Find every line in the records below that holds the word "Статус", and copy each one.

** Start of DATA **

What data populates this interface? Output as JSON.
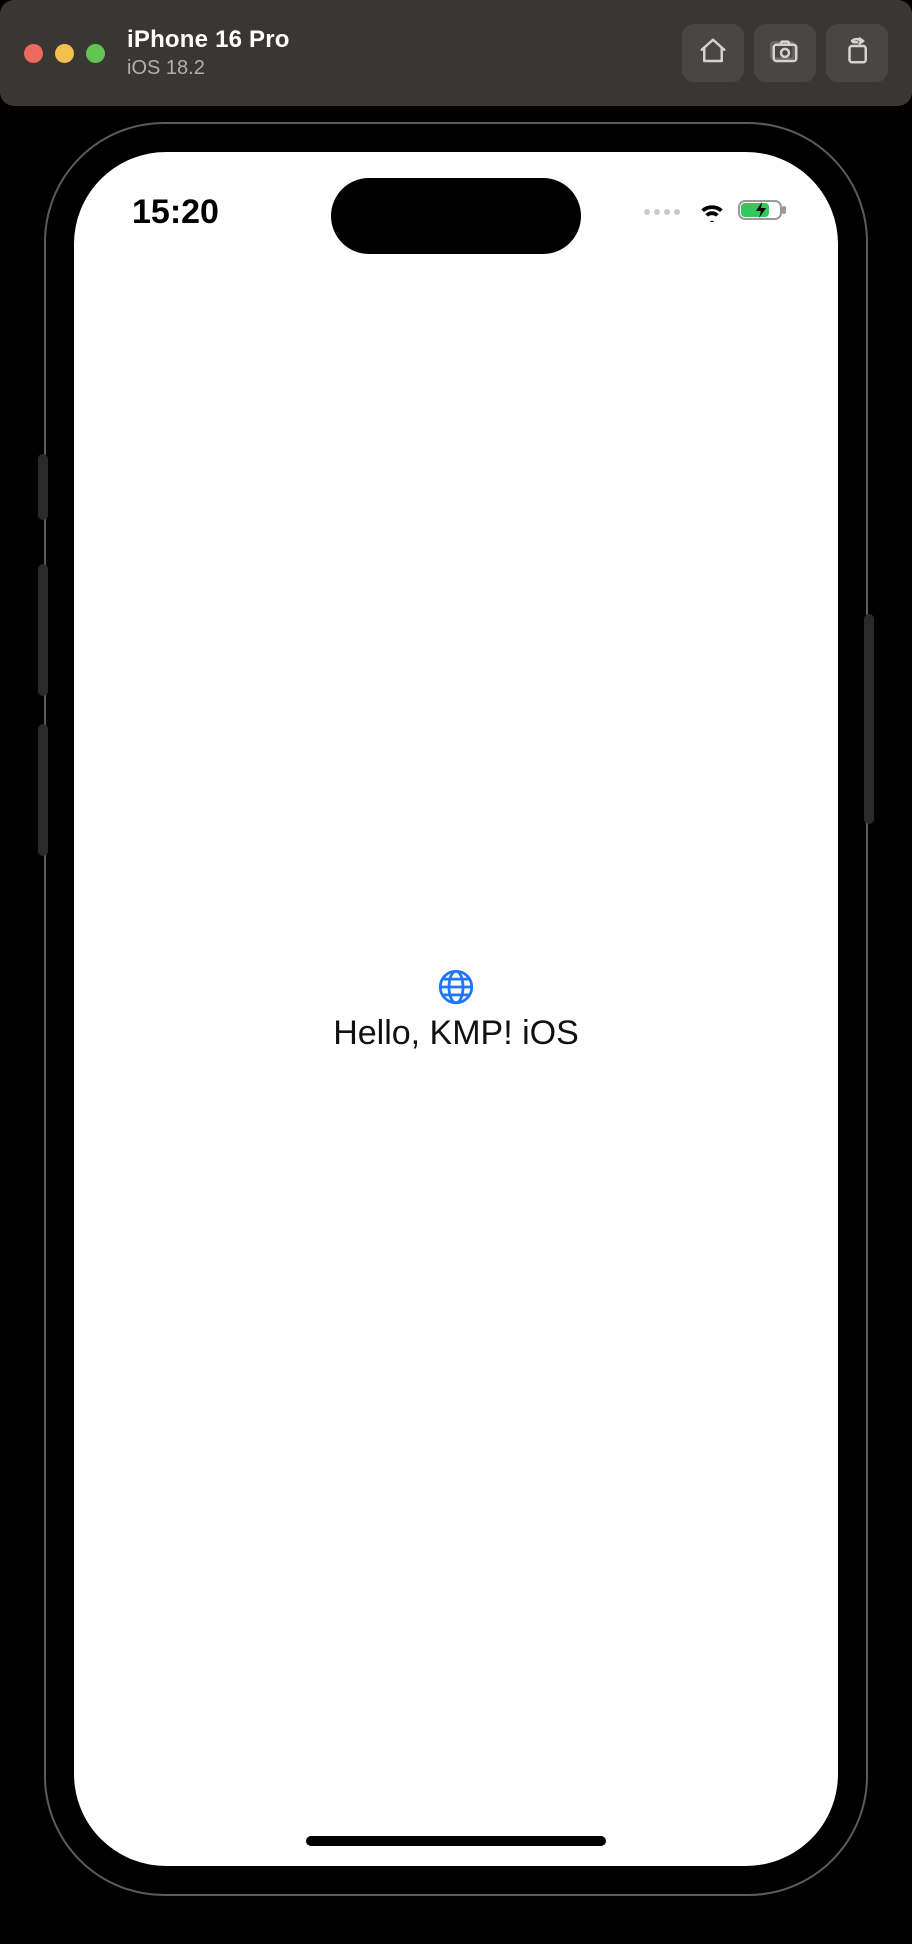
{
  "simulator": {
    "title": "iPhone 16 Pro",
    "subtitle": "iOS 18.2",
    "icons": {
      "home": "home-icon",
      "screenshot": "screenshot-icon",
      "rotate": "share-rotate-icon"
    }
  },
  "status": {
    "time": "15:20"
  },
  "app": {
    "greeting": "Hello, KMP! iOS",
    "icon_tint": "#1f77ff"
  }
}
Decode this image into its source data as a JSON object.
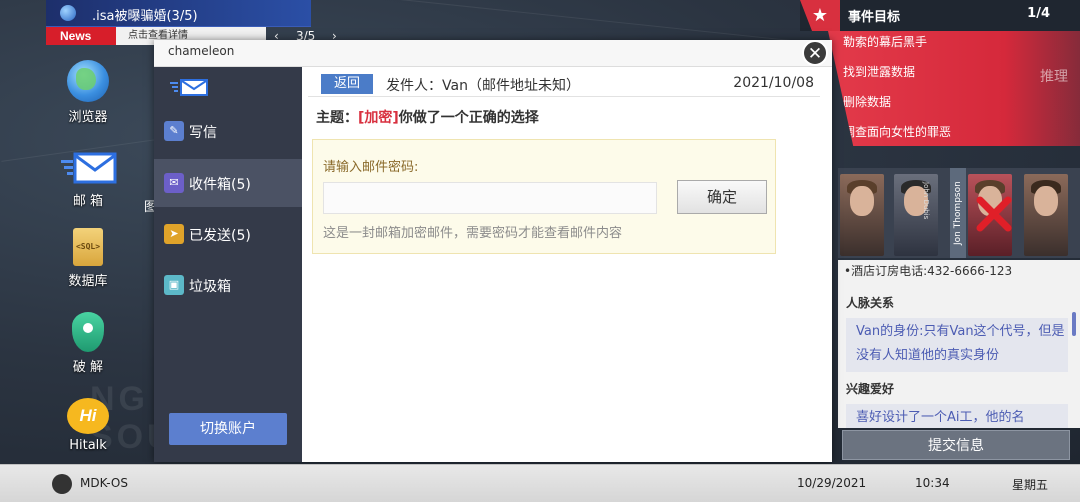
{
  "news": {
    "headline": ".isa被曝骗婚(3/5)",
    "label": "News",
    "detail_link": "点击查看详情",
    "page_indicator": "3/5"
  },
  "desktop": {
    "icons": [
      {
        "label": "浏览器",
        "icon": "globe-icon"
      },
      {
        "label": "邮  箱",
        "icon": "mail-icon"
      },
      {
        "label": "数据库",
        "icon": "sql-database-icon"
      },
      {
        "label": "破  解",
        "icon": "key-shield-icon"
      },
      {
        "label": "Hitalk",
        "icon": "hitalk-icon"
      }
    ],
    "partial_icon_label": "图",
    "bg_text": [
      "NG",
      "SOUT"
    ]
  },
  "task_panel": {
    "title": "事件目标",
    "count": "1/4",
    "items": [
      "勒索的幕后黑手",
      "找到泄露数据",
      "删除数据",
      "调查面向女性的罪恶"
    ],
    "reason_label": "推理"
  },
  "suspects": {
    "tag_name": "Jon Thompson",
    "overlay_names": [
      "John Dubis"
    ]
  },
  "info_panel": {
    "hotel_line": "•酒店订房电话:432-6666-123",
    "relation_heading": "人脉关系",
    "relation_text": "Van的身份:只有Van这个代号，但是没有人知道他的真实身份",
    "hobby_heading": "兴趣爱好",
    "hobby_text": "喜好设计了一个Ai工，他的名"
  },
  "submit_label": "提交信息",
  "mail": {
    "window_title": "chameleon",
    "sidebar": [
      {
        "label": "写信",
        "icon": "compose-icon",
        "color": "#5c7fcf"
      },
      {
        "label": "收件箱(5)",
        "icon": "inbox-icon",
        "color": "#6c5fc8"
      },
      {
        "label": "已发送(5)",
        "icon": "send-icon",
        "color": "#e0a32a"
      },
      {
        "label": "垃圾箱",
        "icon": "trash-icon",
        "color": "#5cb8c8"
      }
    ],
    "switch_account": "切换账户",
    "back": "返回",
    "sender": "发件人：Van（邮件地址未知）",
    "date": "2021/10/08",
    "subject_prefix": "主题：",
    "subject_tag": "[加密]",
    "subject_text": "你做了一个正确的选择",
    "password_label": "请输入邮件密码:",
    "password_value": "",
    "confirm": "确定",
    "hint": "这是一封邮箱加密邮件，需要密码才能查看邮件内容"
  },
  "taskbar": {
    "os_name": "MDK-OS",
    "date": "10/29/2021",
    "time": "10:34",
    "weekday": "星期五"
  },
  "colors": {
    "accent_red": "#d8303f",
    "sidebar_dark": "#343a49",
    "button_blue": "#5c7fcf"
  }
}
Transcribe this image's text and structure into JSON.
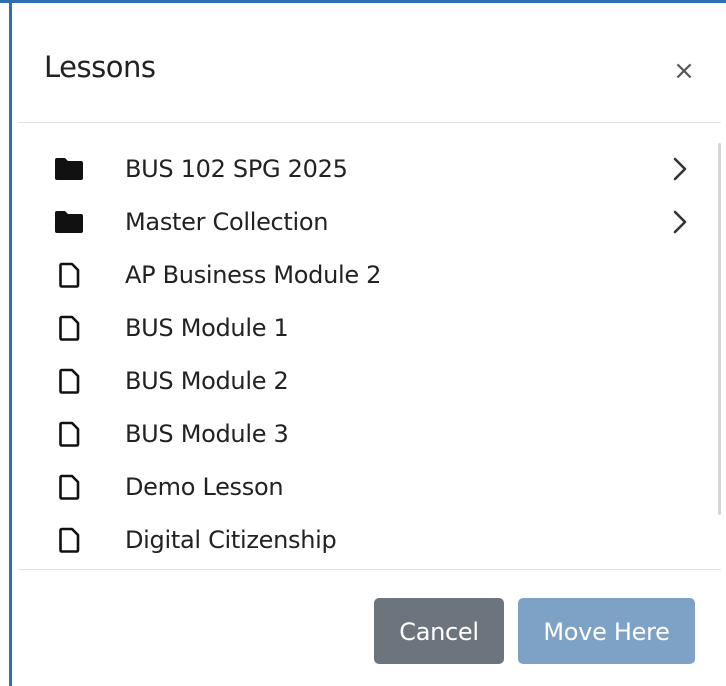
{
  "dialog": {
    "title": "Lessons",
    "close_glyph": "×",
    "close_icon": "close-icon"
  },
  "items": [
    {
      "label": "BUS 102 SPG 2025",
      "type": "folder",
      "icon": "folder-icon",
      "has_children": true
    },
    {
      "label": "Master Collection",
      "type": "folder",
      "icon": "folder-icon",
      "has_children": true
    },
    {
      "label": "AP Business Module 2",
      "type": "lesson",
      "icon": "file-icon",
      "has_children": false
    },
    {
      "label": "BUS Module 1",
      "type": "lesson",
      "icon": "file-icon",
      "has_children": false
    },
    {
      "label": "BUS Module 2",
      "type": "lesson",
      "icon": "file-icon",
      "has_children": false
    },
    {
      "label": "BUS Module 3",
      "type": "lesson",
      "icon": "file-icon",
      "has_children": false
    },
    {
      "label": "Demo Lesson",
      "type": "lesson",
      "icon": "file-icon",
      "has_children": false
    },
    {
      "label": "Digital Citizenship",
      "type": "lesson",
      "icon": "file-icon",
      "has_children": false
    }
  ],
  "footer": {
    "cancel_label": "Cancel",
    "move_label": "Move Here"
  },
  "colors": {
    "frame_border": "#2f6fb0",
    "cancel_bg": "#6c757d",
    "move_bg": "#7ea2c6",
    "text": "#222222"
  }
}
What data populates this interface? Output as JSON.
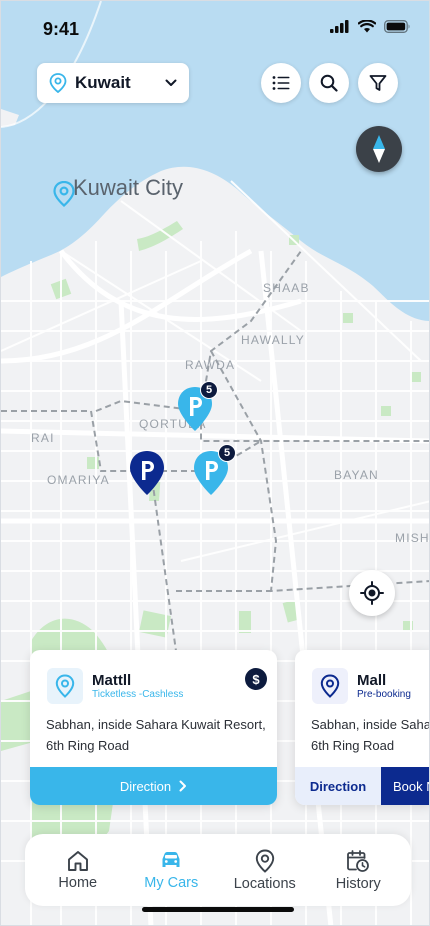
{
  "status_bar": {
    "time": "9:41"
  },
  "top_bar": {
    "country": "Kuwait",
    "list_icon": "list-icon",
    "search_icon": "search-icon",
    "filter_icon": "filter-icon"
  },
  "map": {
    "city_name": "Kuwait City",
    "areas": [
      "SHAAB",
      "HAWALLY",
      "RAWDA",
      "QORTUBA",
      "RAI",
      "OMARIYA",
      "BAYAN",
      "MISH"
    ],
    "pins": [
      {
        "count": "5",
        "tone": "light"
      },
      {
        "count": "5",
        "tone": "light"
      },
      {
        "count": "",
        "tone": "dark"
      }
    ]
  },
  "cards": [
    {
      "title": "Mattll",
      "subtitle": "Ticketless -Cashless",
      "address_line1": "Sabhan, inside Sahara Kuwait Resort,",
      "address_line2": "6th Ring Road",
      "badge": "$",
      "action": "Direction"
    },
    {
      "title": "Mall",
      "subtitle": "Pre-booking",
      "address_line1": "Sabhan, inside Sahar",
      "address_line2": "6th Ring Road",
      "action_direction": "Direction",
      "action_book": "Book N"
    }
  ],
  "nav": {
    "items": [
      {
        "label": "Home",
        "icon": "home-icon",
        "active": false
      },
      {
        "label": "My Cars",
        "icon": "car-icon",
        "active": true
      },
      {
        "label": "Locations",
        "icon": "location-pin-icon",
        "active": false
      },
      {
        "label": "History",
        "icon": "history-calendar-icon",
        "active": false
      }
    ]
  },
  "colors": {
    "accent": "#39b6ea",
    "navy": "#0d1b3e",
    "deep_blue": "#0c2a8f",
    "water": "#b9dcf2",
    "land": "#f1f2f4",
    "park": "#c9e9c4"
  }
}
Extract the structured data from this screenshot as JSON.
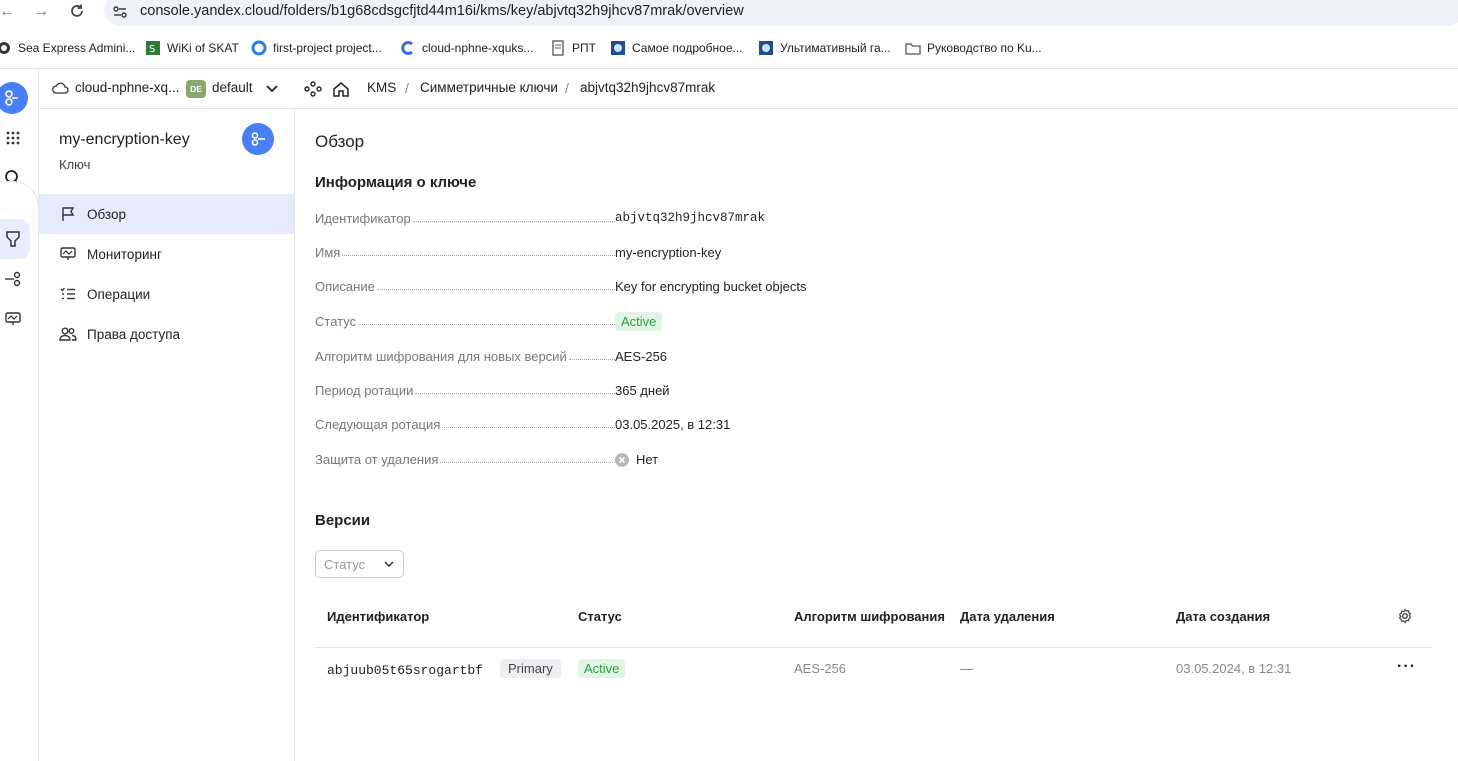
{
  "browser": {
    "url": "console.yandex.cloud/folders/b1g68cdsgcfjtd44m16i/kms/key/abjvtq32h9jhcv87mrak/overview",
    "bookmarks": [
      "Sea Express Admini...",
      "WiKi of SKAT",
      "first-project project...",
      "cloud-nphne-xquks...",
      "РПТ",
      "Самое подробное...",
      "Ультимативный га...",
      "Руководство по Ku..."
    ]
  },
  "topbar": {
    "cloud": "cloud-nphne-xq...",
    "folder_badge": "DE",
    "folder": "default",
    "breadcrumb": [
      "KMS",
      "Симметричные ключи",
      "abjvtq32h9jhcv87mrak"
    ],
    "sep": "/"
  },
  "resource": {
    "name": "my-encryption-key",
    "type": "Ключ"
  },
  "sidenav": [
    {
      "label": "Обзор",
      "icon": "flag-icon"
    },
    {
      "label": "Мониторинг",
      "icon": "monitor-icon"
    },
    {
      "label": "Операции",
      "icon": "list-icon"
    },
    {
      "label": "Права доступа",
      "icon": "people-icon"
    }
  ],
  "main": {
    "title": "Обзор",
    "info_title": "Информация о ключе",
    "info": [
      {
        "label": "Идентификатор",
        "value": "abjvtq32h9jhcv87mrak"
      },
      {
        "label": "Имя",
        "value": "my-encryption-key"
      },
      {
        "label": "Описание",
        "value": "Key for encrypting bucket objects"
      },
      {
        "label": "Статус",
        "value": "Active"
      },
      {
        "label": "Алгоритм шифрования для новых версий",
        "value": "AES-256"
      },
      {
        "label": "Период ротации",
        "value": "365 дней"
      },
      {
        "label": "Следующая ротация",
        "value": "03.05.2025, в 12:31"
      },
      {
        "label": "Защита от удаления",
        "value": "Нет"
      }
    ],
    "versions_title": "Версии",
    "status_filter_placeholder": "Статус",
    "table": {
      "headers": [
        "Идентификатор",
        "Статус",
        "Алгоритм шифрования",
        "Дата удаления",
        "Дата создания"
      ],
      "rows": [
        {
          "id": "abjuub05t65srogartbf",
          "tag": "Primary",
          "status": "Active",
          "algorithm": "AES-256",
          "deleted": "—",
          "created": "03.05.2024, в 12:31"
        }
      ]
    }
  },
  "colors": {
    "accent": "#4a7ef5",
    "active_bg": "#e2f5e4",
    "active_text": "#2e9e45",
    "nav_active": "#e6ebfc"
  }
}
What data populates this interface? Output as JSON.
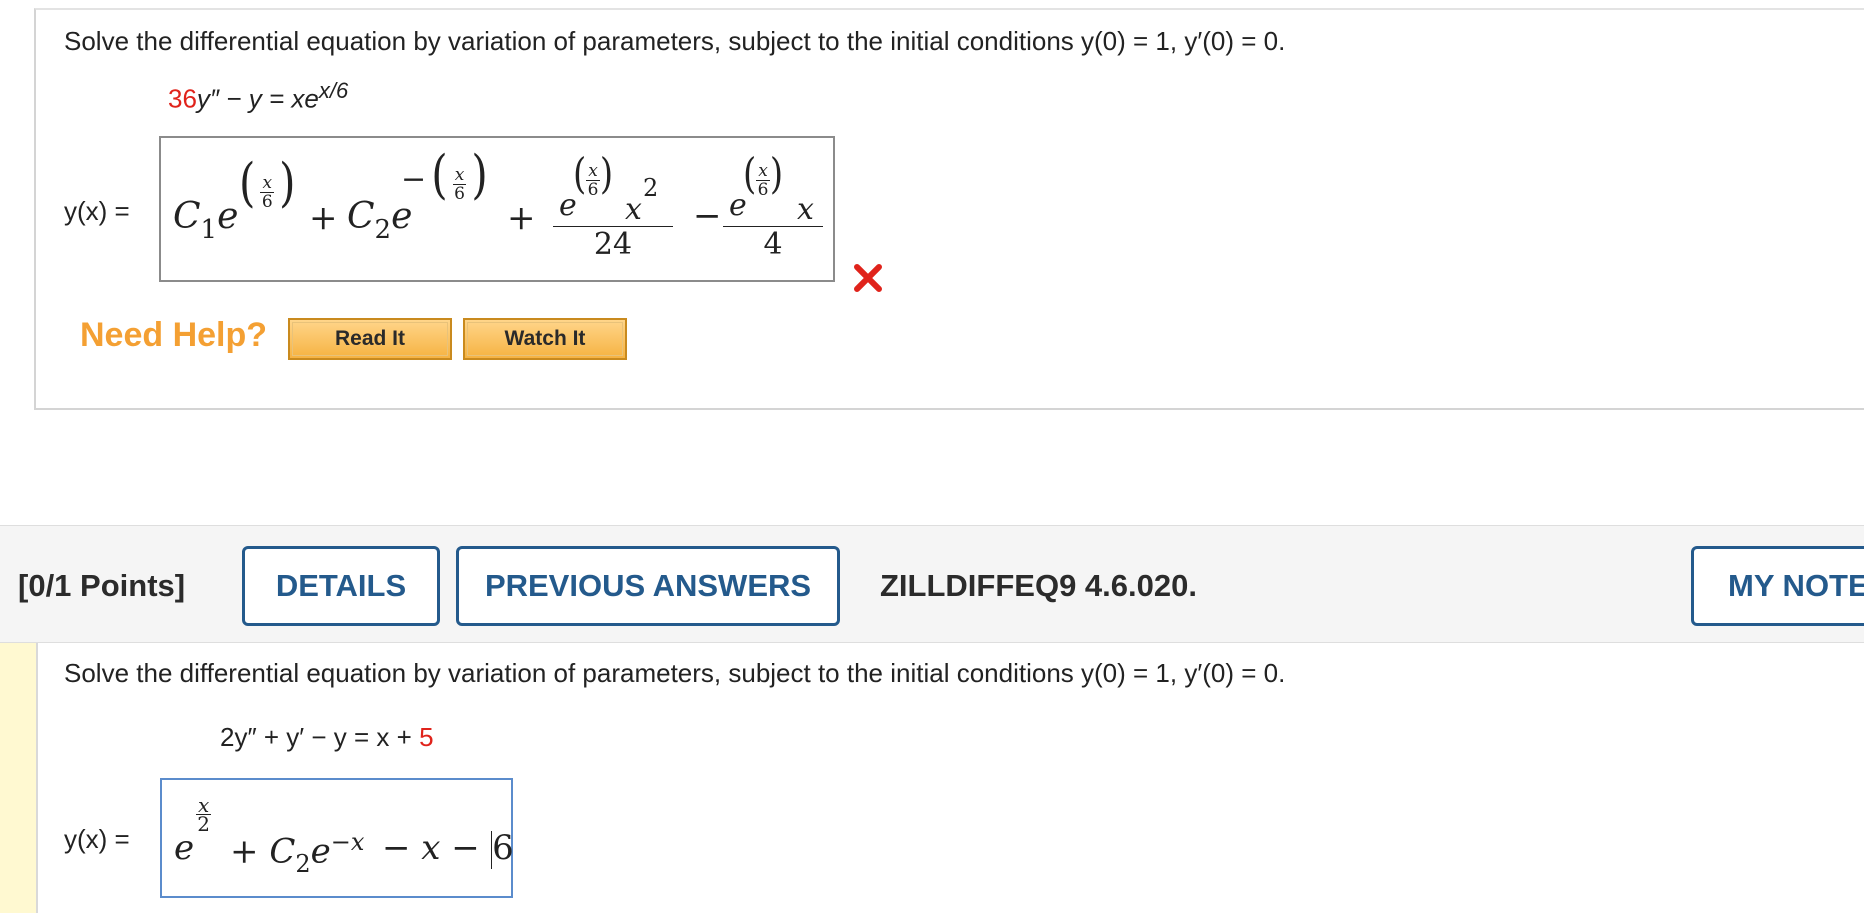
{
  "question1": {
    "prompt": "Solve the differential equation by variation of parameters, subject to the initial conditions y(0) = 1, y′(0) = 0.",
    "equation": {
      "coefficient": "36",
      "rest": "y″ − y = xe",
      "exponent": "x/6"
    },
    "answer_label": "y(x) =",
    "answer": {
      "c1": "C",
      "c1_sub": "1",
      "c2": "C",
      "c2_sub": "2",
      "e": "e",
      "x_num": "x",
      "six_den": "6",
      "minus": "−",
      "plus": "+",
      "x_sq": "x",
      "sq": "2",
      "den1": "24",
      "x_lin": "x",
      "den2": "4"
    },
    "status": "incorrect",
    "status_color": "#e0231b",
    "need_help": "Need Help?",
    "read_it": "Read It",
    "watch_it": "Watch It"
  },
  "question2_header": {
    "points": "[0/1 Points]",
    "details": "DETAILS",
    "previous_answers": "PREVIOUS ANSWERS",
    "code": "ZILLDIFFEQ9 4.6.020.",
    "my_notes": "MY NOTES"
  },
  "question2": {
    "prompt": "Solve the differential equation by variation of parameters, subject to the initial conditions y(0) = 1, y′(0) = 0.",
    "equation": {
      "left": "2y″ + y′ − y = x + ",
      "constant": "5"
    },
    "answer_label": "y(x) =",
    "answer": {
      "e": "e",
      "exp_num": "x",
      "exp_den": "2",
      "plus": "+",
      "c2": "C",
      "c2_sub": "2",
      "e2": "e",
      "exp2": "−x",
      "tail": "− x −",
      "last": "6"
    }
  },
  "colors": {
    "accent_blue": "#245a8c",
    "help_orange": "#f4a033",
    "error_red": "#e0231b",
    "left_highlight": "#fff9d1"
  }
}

** End of DATA **

*OUTPUT*
        "label": "Статус",
    "status_filter_placeholder": "Статус",
        "Статус",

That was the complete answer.